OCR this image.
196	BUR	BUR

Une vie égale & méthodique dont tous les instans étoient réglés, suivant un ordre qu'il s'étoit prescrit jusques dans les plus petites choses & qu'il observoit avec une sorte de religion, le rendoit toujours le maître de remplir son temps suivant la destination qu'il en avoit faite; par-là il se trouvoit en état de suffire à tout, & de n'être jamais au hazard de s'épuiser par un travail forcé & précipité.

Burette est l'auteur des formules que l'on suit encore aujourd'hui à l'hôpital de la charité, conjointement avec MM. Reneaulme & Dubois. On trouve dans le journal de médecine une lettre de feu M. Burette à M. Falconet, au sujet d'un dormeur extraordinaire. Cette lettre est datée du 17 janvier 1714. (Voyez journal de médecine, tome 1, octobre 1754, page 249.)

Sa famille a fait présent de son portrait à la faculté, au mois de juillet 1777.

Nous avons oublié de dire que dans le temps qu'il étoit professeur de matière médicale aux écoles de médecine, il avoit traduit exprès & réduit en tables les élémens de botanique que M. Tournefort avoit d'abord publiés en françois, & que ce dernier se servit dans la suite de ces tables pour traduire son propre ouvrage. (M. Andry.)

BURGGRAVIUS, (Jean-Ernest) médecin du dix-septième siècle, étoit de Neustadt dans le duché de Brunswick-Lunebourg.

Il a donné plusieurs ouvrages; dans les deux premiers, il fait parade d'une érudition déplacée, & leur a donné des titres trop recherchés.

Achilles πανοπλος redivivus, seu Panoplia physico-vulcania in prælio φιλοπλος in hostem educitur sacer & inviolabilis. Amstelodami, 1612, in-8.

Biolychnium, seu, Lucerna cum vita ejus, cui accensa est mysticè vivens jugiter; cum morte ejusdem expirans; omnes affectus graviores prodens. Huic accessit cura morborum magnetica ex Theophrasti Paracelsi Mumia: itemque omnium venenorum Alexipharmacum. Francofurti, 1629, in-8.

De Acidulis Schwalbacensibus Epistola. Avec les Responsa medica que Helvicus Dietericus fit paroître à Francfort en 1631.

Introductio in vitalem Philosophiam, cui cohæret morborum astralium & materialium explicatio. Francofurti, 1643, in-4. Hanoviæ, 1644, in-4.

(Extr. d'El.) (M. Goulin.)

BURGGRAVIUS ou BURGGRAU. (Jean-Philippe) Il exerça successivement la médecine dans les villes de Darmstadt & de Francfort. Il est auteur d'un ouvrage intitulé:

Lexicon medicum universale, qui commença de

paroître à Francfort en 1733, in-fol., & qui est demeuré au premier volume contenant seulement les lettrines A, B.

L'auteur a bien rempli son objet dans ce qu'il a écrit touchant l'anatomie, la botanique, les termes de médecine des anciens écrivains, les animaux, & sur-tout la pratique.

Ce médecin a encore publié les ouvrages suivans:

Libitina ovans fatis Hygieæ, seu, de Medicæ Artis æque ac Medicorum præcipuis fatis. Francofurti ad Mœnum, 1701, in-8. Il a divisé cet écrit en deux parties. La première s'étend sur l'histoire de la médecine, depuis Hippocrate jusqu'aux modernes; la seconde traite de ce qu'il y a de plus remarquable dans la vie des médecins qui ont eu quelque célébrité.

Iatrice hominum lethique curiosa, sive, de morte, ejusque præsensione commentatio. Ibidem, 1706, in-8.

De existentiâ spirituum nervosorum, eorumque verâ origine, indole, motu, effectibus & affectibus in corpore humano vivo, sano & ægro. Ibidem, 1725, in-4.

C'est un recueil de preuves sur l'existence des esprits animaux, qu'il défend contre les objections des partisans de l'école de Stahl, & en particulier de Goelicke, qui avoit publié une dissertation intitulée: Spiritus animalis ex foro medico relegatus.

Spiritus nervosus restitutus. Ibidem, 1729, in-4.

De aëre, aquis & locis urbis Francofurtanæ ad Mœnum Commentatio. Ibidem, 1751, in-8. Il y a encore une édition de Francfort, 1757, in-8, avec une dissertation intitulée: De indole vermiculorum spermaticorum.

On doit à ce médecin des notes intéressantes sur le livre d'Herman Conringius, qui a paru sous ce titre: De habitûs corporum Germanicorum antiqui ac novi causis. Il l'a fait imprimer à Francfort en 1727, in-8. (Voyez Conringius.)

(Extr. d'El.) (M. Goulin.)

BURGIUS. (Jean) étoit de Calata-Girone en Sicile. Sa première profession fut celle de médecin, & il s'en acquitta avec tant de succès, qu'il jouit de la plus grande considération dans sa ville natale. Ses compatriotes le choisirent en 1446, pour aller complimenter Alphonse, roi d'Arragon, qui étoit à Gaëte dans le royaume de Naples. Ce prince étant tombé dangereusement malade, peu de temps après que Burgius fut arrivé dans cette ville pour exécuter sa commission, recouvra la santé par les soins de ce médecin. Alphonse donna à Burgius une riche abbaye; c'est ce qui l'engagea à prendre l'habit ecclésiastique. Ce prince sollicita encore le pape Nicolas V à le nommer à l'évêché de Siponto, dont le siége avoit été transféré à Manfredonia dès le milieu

◆ Description of the task
Print out every entry, keeping each one exact.

◆ Complete response
OCR this image.
196	BUR	BUR

Une vie égale & méthodique dont tous les instans étoient réglés, suivant un ordre qu'il s'étoit prescrit jusques dans les plus petites choses & qu'il observoit avec une sorte de religion, le rendoit toujours le maître de remplir son temps suivant la destination qu'il en avoit faite; par-là il se trouvoit en état de suffire à tout, & de n'être jamais au hazard de s'épuiser par un travail forcé & précipité.

Burette est l'auteur des formules que l'on suit encore aujourd'hui à l'hôpital de la charité, conjointement avec MM. Reneaulme & Dubois. On trouve dans le journal de médecine une lettre de feu M. Burette à M. Falconet, au sujet d'un dormeur extraordinaire. Cette lettre est datée du 17 janvier 1714. (Voyez journal de médecine, tome 1, octobre 1754, page 249.)

Sa famille a fait présent de son portrait à la faculté, au mois de juillet 1777.

Nous avons oublié de dire que dans le temps qu'il étoit professeur de matière médicale aux écoles de médecine, il avoit traduit exprès & réduit en tables les élémens de botanique que M. Tournefort avoit d'abord publiés en françois, & que ce dernier se servit dans la suite de ces tables pour traduire son propre ouvrage. (M. Andry.)

BURGGRAVIUS, (Jean-Ernest) médecin du dix-septième siècle, étoit de Neustadt dans le duché de Brunswick-Lunebourg.

Il a donné plusieurs ouvrages; dans les deux premiers, il fait parade d'une érudition déplacée, & leur a donné des titres trop recherchés.

Achilles πανοπλος redivivus, seu Panoplia physico-vulcania in prælio φιλοπλος in hostem educitur sacer & inviolabilis. Amstelodami, 1612, in-8.

Biolychnium, seu, Lucerna cum vita ejus, cui accensa est mysticè vivens jugiter; cum morte ejusdem expirans; omnes affectus graviores prodens. Huic accessit cura morborum magnetica ex Theophrasti Paracelsi Mumia: itemque omnium venenorum Alexipharmacum. Francofurti, 1629, in-8.

De Acidulis Schwalbacensibus Epistola. Avec les Responsa medica que Helvicus Dietericus fit paroître à Francfort en 1631.

Introductio in vitalem Philosophiam, cui cohæret morborum astralium & materialium explicatio. Francofurti, 1643, in-4. Hanoviæ, 1644, in-4.

(Extr. d'El.) (M. Goulin.)

BURGGRAVIUS ou BURGGRAU. (Jean-Philippe) Il exerça successivement la médecine dans les villes de Darmstadt & de Francfort. Il est auteur d'un ouvrage intitulé:

Lexicon medicum universale, qui commença de

paroître à Francfort en 1733, in-fol., & qui est demeuré au premier volume contenant seulement les lettrines A, B.

L'auteur a bien rempli son objet dans ce qu'il a écrit touchant l'anatomie, la botanique, les termes de médecine des anciens écrivains, les animaux, & sur-tout la pratique.

Ce médecin a encore publié les ouvrages suivans:

Libitina ovans fatis Hygieæ, seu, de Medicæ Artis æque ac Medicorum præcipuis fatis. Francofurti ad Mœnum, 1701, in-8. Il a divisé cet écrit en deux parties. La première s'étend sur l'histoire de la médecine, depuis Hippocrate jusqu'aux modernes; la seconde traite de ce qu'il y a de plus remarquable dans la vie des médecins qui ont eu quelque célébrité.

Iatrice hominum lethique curiosa, sive, de morte, ejusque præsensione commentatio. Ibidem, 1706, in-8.

De existentiâ spirituum nervosorum, eorumque verâ origine, indole, motu, effectibus & affectibus in corpore humano vivo, sano & ægro. Ibidem, 1725, in-4.

C'est un recueil de preuves sur l'existence des esprits animaux, qu'il défend contre les objections des partisans de l'école de Stahl, & en particulier de Goelicke, qui avoit publié une dissertation intitulée: Spiritus animalis ex foro medico relegatus.

Spiritus nervosus restitutus. Ibidem, 1729, in-4.

De aëre, aquis & locis urbis Francofurtanæ ad Mœnum Commentatio. Ibidem, 1751, in-8. Il y a encore une édition de Francfort, 1757, in-8, avec une dissertation intitulée: De indole vermiculorum spermaticorum.

On doit à ce médecin des notes intéressantes sur le livre d'Herman Conringius, qui a paru sous ce titre: De habitûs corporum Germanicorum antiqui ac novi causis. Il l'a fait imprimer à Francfort en 1727, in-8. (Voyez Conringius.)

(Extr. d'El.) (M. Goulin.)

BURGIUS. (Jean) étoit de Calata-Girone en Sicile. Sa première profession fut celle de médecin, & il s'en acquitta avec tant de succès, qu'il jouit de la plus grande considération dans sa ville natale. Ses compatriotes le choisirent en 1446, pour aller complimenter Alphonse, roi d'Arragon, qui étoit à Gaëte dans le royaume de Naples. Ce prince étant tombé dangereusement malade, peu de temps après que Burgius fut arrivé dans cette ville pour exécuter sa commission, recouvra la santé par les soins de ce médecin. Alphonse donna à Burgius une riche abbaye; c'est ce qui l'engagea à prendre l'habit ecclésiastique. Ce prince sollicita encore le pape Nicolas V à le nommer à l'évêché de Siponto, dont le siége avoit été transféré à Manfredonia dès le milieu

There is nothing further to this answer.